● **Records for processing**:
========================================================================

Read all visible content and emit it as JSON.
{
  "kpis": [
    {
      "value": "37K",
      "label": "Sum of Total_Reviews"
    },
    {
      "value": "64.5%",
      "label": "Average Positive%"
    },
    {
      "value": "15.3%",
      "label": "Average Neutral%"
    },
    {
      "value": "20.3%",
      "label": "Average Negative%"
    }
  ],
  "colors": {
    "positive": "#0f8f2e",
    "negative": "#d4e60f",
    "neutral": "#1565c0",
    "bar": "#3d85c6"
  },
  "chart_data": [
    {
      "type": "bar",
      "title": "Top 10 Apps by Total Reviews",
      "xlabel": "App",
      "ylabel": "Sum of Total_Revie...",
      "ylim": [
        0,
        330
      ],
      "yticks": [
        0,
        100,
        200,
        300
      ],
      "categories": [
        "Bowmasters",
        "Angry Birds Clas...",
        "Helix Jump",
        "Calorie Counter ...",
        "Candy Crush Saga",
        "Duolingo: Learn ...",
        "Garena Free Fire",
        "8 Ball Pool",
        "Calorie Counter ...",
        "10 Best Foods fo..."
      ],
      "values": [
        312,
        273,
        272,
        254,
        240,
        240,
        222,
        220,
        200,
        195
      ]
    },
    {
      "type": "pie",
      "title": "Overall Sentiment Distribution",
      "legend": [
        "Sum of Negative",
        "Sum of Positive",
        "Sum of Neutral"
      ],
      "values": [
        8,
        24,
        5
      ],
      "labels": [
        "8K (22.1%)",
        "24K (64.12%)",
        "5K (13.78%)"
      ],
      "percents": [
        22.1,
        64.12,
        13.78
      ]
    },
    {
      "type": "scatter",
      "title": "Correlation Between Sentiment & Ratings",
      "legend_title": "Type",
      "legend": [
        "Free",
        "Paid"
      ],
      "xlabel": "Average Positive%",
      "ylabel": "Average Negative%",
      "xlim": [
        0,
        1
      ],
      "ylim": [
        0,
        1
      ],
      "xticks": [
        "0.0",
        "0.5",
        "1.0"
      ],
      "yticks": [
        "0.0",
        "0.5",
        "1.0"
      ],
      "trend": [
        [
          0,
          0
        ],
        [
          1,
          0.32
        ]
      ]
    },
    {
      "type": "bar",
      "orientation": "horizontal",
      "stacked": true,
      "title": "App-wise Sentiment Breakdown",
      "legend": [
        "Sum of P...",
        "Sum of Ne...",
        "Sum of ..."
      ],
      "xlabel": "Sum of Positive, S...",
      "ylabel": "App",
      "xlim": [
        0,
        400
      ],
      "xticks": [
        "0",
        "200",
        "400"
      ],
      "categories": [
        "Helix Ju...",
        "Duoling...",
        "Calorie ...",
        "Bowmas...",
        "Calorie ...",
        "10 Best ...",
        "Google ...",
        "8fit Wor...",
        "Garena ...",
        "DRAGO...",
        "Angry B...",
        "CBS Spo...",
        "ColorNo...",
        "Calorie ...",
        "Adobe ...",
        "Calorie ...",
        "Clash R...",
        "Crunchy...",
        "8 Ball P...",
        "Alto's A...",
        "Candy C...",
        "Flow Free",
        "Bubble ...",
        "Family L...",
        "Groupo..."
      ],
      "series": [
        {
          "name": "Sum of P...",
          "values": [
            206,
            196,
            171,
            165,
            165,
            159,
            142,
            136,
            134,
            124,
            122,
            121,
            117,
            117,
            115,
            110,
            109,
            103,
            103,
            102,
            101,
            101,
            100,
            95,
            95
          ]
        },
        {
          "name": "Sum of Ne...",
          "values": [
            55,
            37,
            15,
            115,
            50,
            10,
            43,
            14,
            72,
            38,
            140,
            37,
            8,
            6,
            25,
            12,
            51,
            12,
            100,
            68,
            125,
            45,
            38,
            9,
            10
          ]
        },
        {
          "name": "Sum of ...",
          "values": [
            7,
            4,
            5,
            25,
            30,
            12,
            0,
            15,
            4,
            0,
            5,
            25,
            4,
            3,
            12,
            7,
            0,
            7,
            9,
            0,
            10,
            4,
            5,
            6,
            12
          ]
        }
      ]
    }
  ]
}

========================================================================

● **Short problem**: Print the records above exactly as they appear.

● **Solution for this exercise**:
Read all visible content and emit it as JSON.
{
  "kpis": [
    {
      "value": "37K",
      "label": "Sum of Total_Reviews"
    },
    {
      "value": "64.5%",
      "label": "Average Positive%"
    },
    {
      "value": "15.3%",
      "label": "Average Neutral%"
    },
    {
      "value": "20.3%",
      "label": "Average Negative%"
    }
  ],
  "colors": {
    "positive": "#0f8f2e",
    "negative": "#d4e60f",
    "neutral": "#1565c0",
    "bar": "#3d85c6"
  },
  "chart_data": [
    {
      "type": "bar",
      "title": "Top 10 Apps by Total Reviews",
      "xlabel": "App",
      "ylabel": "Sum of Total_Revie...",
      "ylim": [
        0,
        330
      ],
      "yticks": [
        0,
        100,
        200,
        300
      ],
      "categories": [
        "Bowmasters",
        "Angry Birds Clas...",
        "Helix Jump",
        "Calorie Counter ...",
        "Candy Crush Saga",
        "Duolingo: Learn ...",
        "Garena Free Fire",
        "8 Ball Pool",
        "Calorie Counter ...",
        "10 Best Foods fo..."
      ],
      "values": [
        312,
        273,
        272,
        254,
        240,
        240,
        222,
        220,
        200,
        195
      ]
    },
    {
      "type": "pie",
      "title": "Overall Sentiment Distribution",
      "legend": [
        "Sum of Negative",
        "Sum of Positive",
        "Sum of Neutral"
      ],
      "values": [
        8,
        24,
        5
      ],
      "labels": [
        "8K (22.1%)",
        "24K (64.12%)",
        "5K (13.78%)"
      ],
      "percents": [
        22.1,
        64.12,
        13.78
      ]
    },
    {
      "type": "scatter",
      "title": "Correlation Between Sentiment & Ratings",
      "legend_title": "Type",
      "legend": [
        "Free",
        "Paid"
      ],
      "xlabel": "Average Positive%",
      "ylabel": "Average Negative%",
      "xlim": [
        0,
        1
      ],
      "ylim": [
        0,
        1
      ],
      "xticks": [
        "0.0",
        "0.5",
        "1.0"
      ],
      "yticks": [
        "0.0",
        "0.5",
        "1.0"
      ],
      "trend": [
        [
          0,
          0
        ],
        [
          1,
          0.32
        ]
      ]
    },
    {
      "type": "bar",
      "orientation": "horizontal",
      "stacked": true,
      "title": "App-wise Sentiment Breakdown",
      "legend": [
        "Sum of P...",
        "Sum of Ne...",
        "Sum of ..."
      ],
      "xlabel": "Sum of Positive, S...",
      "ylabel": "App",
      "xlim": [
        0,
        400
      ],
      "xticks": [
        "0",
        "200",
        "400"
      ],
      "categories": [
        "Helix Ju...",
        "Duoling...",
        "Calorie ...",
        "Bowmas...",
        "Calorie ...",
        "10 Best ...",
        "Google ...",
        "8fit Wor...",
        "Garena ...",
        "DRAGO...",
        "Angry B...",
        "CBS Spo...",
        "ColorNo...",
        "Calorie ...",
        "Adobe ...",
        "Calorie ...",
        "Clash R...",
        "Crunchy...",
        "8 Ball P...",
        "Alto's A...",
        "Candy C...",
        "Flow Free",
        "Bubble ...",
        "Family L...",
        "Groupo..."
      ],
      "series": [
        {
          "name": "Sum of P...",
          "values": [
            206,
            196,
            171,
            165,
            165,
            159,
            142,
            136,
            134,
            124,
            122,
            121,
            117,
            117,
            115,
            110,
            109,
            103,
            103,
            102,
            101,
            101,
            100,
            95,
            95
          ]
        },
        {
          "name": "Sum of Ne...",
          "values": [
            55,
            37,
            15,
            115,
            50,
            10,
            43,
            14,
            72,
            38,
            140,
            37,
            8,
            6,
            25,
            12,
            51,
            12,
            100,
            68,
            125,
            45,
            38,
            9,
            10
          ]
        },
        {
          "name": "Sum of ...",
          "values": [
            7,
            4,
            5,
            25,
            30,
            12,
            0,
            15,
            4,
            0,
            5,
            25,
            4,
            3,
            12,
            7,
            0,
            7,
            9,
            0,
            10,
            4,
            5,
            6,
            12
          ]
        }
      ]
    }
  ]
}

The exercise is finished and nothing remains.